WHAT YOU WILL DO »
Every record should be written out exactly, with the pictures left out.

####

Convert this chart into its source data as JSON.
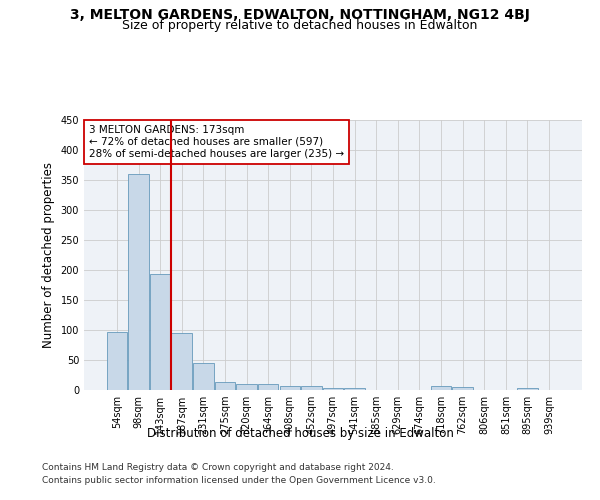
{
  "title": "3, MELTON GARDENS, EDWALTON, NOTTINGHAM, NG12 4BJ",
  "subtitle": "Size of property relative to detached houses in Edwalton",
  "xlabel": "Distribution of detached houses by size in Edwalton",
  "ylabel": "Number of detached properties",
  "footer_line1": "Contains HM Land Registry data © Crown copyright and database right 2024.",
  "footer_line2": "Contains public sector information licensed under the Open Government Licence v3.0.",
  "categories": [
    "54sqm",
    "98sqm",
    "143sqm",
    "187sqm",
    "231sqm",
    "275sqm",
    "320sqm",
    "364sqm",
    "408sqm",
    "452sqm",
    "497sqm",
    "541sqm",
    "585sqm",
    "629sqm",
    "674sqm",
    "718sqm",
    "762sqm",
    "806sqm",
    "851sqm",
    "895sqm",
    "939sqm"
  ],
  "values": [
    97,
    360,
    193,
    95,
    45,
    14,
    10,
    10,
    6,
    6,
    3,
    3,
    0,
    0,
    0,
    6,
    5,
    0,
    0,
    3,
    0
  ],
  "bar_color": "#c8d8e8",
  "bar_edge_color": "#6699bb",
  "vline_x": 2.5,
  "vline_color": "#cc0000",
  "annotation_text": "3 MELTON GARDENS: 173sqm\n← 72% of detached houses are smaller (597)\n28% of semi-detached houses are larger (235) →",
  "annotation_box_color": "#ffffff",
  "annotation_box_edge": "#cc0000",
  "ylim": [
    0,
    450
  ],
  "yticks": [
    0,
    50,
    100,
    150,
    200,
    250,
    300,
    350,
    400,
    450
  ],
  "grid_color": "#cccccc",
  "bg_color": "#eef2f7",
  "title_fontsize": 10,
  "subtitle_fontsize": 9,
  "axis_label_fontsize": 8.5,
  "tick_fontsize": 7,
  "footer_fontsize": 6.5,
  "annotation_fontsize": 7.5
}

####

REPLY TO THE TASK »
Convert this chart into its source data as JSON.
{
  "title": "3, MELTON GARDENS, EDWALTON, NOTTINGHAM, NG12 4BJ",
  "subtitle": "Size of property relative to detached houses in Edwalton",
  "xlabel": "Distribution of detached houses by size in Edwalton",
  "ylabel": "Number of detached properties",
  "footer_line1": "Contains HM Land Registry data © Crown copyright and database right 2024.",
  "footer_line2": "Contains public sector information licensed under the Open Government Licence v3.0.",
  "categories": [
    "54sqm",
    "98sqm",
    "143sqm",
    "187sqm",
    "231sqm",
    "275sqm",
    "320sqm",
    "364sqm",
    "408sqm",
    "452sqm",
    "497sqm",
    "541sqm",
    "585sqm",
    "629sqm",
    "674sqm",
    "718sqm",
    "762sqm",
    "806sqm",
    "851sqm",
    "895sqm",
    "939sqm"
  ],
  "values": [
    97,
    360,
    193,
    95,
    45,
    14,
    10,
    10,
    6,
    6,
    3,
    3,
    0,
    0,
    0,
    6,
    5,
    0,
    0,
    3,
    0
  ],
  "bar_color": "#c8d8e8",
  "bar_edge_color": "#6699bb",
  "vline_x": 2.5,
  "vline_color": "#cc0000",
  "annotation_text": "3 MELTON GARDENS: 173sqm\n← 72% of detached houses are smaller (597)\n28% of semi-detached houses are larger (235) →",
  "annotation_box_color": "#ffffff",
  "annotation_box_edge": "#cc0000",
  "ylim": [
    0,
    450
  ],
  "yticks": [
    0,
    50,
    100,
    150,
    200,
    250,
    300,
    350,
    400,
    450
  ],
  "grid_color": "#cccccc",
  "bg_color": "#eef2f7",
  "title_fontsize": 10,
  "subtitle_fontsize": 9,
  "axis_label_fontsize": 8.5,
  "tick_fontsize": 7,
  "footer_fontsize": 6.5,
  "annotation_fontsize": 7.5
}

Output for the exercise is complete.